[Set task]: The switchdev discussion quotes a wish to return -EOPNOTSUPP from certain functions. Which functions does that line name? List every one.

With mv88e6xxx, we do MDIO calls in the commit phase that we don't do in
the prepare phase, and they can actually fail.

switchdev assumes that no error can occur during a commit, this is
wrong. It also triggers a WARN() in that case, which is bad IMHO.

The prepare phase tries to help drivers with allocation and partial
checking, while this can be nice, it is not even switch-specific. That
can totally be done at the driver level, if it needs to.

I'm really trying to understand what is the real value behind this two
phases model, but looking at really use cases like DSA, I can't see one.

Maybe DSA is a specific case. Do you have a concrete example of
situation where a switch or driver would really need this pre-phase?

> 
> >
> >Being able to return -EOPNOTSUPP from any add/del/dump function would be
> >just perfect.

[Dataset excerpt]:
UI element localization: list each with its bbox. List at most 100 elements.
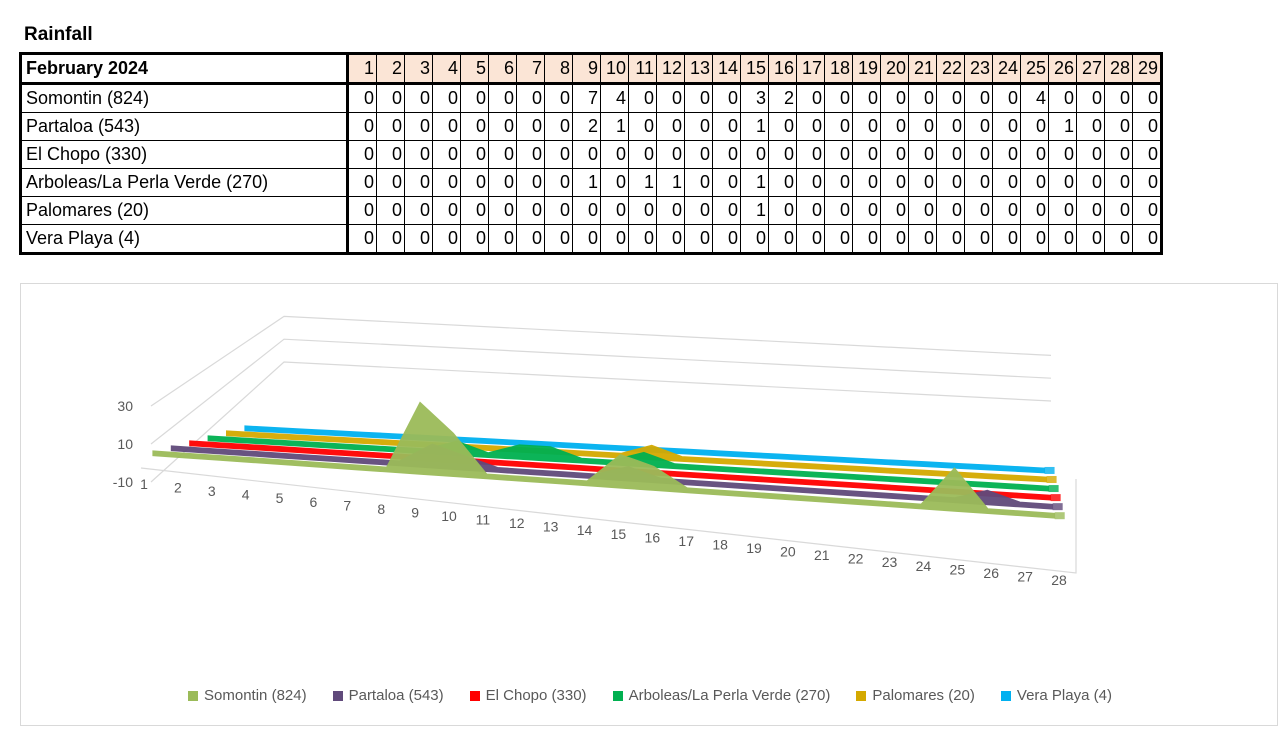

[Task answer]: add, del, dump